### Task description
Lines containing the word "title" are the ones to copy from the records below.

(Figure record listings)
╭──

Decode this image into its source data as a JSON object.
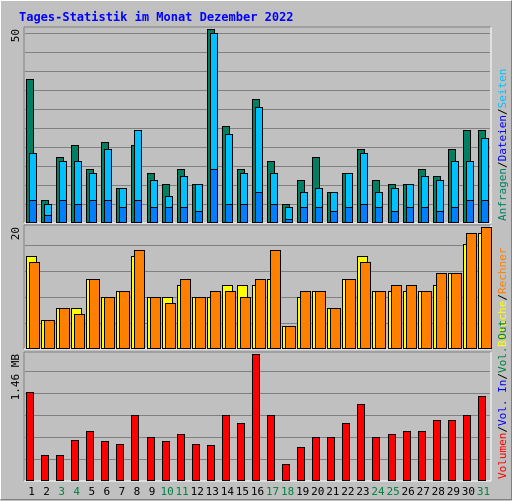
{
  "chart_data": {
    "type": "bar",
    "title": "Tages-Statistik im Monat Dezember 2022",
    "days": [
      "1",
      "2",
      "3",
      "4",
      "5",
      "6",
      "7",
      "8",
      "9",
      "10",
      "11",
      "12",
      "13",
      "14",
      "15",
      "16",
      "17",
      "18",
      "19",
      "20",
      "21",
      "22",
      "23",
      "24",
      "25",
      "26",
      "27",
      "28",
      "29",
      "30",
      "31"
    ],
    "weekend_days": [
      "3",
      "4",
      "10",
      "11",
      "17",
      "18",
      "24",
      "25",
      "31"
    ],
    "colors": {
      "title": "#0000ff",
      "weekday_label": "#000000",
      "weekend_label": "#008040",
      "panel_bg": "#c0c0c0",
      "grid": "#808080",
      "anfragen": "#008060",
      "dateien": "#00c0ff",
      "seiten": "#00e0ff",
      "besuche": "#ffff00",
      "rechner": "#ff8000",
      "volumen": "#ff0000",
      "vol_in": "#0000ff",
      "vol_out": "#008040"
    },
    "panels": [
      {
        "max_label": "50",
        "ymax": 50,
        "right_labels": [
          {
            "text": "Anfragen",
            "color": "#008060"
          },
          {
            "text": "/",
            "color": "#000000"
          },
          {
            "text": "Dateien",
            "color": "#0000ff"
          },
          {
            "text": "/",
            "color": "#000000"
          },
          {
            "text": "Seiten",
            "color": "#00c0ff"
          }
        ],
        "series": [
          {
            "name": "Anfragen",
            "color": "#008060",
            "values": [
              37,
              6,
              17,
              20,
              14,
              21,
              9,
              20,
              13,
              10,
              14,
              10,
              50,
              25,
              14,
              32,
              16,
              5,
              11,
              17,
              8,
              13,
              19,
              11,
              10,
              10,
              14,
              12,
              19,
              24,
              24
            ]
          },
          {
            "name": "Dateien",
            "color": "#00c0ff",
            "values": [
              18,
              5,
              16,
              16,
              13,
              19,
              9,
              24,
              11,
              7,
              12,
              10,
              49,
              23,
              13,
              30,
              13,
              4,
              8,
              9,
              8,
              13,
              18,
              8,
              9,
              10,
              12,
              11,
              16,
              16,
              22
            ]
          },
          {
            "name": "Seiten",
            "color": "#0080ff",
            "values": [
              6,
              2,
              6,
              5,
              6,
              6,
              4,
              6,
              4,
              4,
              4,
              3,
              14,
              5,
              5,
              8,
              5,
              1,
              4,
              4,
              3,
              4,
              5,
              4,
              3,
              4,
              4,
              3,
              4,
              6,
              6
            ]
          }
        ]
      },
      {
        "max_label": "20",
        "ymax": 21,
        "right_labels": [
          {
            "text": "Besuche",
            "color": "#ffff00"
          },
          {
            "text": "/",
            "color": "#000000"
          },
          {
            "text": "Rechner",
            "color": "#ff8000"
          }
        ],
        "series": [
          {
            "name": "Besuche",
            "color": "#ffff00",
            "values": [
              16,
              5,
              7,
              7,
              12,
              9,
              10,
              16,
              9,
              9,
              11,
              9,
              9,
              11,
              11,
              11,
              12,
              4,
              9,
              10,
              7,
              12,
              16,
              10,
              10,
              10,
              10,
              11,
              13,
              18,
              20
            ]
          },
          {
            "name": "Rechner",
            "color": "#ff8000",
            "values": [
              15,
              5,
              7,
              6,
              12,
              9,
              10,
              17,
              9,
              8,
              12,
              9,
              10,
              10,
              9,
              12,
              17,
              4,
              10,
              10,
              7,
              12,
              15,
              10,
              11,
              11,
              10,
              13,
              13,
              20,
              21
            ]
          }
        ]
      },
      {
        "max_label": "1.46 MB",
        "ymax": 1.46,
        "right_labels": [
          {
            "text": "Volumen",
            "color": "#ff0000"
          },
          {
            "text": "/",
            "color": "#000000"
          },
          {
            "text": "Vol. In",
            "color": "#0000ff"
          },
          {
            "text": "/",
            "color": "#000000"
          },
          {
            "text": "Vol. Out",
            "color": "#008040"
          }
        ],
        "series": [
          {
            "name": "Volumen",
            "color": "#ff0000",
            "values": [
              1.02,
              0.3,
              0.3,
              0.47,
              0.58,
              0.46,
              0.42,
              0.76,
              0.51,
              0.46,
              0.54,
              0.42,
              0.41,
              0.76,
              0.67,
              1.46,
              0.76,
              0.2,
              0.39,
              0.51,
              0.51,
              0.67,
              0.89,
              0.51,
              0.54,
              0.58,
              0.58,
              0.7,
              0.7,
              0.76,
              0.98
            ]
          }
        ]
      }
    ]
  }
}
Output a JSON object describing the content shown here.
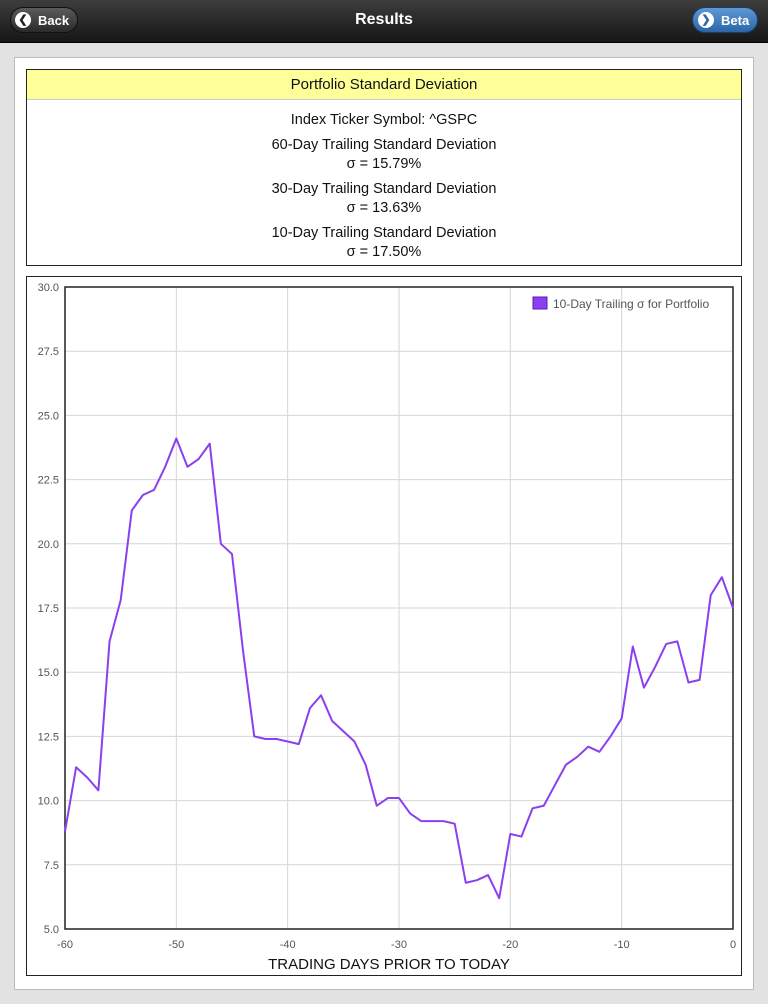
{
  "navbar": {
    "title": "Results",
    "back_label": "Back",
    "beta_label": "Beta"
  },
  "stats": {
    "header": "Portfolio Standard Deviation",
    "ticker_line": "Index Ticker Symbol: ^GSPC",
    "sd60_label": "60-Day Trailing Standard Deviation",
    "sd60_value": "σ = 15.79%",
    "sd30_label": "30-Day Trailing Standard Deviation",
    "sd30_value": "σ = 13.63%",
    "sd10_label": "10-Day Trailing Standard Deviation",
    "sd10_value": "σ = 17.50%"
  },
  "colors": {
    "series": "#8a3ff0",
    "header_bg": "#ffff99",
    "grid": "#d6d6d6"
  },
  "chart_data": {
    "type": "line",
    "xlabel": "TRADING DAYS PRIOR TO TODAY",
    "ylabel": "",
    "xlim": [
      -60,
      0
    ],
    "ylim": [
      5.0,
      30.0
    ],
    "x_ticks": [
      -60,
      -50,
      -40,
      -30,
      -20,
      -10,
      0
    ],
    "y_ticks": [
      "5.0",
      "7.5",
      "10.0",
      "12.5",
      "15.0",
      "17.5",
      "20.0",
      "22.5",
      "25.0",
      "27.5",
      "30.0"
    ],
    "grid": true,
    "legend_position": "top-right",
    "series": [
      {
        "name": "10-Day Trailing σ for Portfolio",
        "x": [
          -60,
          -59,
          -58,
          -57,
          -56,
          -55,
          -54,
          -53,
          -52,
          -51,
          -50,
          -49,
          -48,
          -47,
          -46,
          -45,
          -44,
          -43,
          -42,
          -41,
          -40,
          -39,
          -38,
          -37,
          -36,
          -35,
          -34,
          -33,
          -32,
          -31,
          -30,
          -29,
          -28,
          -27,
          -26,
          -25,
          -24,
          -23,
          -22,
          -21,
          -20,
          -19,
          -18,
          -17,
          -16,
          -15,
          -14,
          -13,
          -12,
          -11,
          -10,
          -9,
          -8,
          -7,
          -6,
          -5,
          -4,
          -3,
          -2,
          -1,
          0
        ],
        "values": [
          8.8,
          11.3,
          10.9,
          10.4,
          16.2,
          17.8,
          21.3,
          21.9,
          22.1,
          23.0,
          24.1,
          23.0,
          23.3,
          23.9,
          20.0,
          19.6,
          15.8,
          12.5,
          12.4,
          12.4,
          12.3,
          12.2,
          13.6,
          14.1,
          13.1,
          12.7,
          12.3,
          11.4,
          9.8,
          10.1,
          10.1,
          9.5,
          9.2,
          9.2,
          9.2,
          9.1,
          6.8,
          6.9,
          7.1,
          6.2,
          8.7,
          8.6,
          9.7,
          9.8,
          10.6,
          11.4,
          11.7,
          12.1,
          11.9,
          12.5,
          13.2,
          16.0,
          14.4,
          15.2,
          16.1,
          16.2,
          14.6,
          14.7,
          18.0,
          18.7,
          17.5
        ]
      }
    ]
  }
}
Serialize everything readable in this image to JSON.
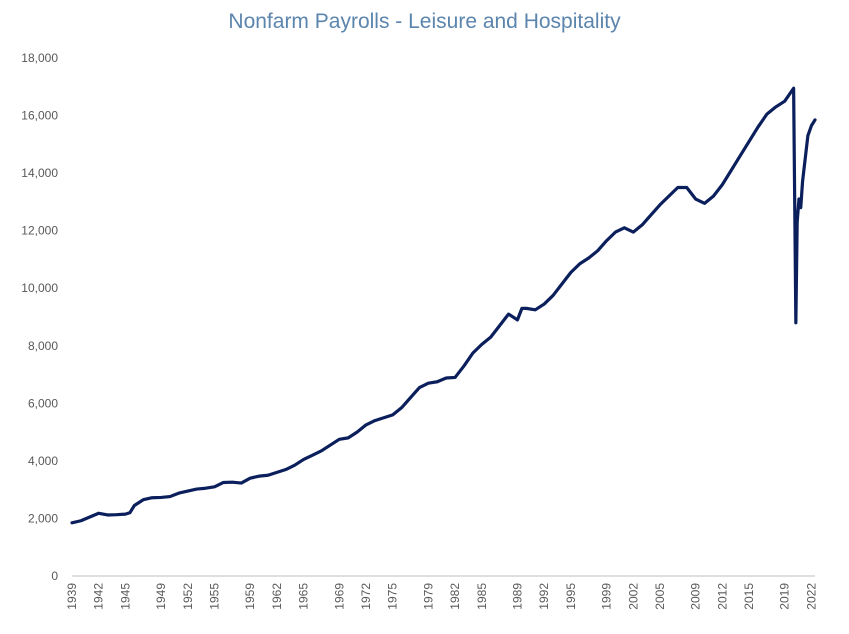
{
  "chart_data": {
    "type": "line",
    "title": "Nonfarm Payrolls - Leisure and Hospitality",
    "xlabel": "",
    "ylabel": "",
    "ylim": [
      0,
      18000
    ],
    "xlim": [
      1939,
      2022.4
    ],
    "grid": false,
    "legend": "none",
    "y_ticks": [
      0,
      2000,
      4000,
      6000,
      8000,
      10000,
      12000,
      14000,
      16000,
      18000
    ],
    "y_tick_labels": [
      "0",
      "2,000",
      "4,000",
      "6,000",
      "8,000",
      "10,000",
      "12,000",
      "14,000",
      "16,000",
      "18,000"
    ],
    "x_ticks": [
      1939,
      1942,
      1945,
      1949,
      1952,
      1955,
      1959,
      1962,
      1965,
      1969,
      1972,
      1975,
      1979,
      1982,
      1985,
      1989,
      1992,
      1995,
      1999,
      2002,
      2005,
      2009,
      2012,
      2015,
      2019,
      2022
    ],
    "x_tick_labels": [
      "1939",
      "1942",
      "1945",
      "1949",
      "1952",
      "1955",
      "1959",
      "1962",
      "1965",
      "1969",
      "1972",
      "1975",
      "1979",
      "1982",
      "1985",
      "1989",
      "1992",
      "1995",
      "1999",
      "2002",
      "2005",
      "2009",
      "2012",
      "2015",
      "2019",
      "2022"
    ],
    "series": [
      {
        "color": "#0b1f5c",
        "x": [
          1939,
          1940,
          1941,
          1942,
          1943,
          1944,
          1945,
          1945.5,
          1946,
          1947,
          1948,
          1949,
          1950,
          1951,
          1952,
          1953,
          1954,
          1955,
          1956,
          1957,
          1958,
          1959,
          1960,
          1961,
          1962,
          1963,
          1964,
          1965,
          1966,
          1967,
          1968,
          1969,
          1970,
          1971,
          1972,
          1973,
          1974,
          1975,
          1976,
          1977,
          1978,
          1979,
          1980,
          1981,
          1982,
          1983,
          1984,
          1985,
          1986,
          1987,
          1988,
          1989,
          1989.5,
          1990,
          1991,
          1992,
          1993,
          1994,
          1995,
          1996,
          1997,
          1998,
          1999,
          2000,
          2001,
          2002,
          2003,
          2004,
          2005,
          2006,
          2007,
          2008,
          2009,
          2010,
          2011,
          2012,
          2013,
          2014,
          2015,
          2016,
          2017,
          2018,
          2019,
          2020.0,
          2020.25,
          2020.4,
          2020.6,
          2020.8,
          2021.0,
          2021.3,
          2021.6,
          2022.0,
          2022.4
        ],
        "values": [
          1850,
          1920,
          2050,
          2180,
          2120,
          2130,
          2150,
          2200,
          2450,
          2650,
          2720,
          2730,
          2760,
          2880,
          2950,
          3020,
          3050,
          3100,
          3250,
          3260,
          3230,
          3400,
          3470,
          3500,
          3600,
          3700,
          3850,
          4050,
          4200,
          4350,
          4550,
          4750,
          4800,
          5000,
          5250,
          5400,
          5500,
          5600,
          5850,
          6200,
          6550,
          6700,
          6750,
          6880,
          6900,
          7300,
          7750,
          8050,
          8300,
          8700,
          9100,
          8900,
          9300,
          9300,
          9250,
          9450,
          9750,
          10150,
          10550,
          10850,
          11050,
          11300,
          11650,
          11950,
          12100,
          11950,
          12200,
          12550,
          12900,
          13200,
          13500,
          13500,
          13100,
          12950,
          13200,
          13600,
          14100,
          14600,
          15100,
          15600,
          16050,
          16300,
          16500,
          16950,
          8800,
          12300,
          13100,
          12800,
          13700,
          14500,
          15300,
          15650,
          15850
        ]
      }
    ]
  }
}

╰──

### Output for this exercise
    "title": "Tages-Statistik im Monat Dezember 2022",
      "title": "#0000ff",
    "title": "Results",
    "title": "Nonfarm Payrolls - Leisure and Hospitality",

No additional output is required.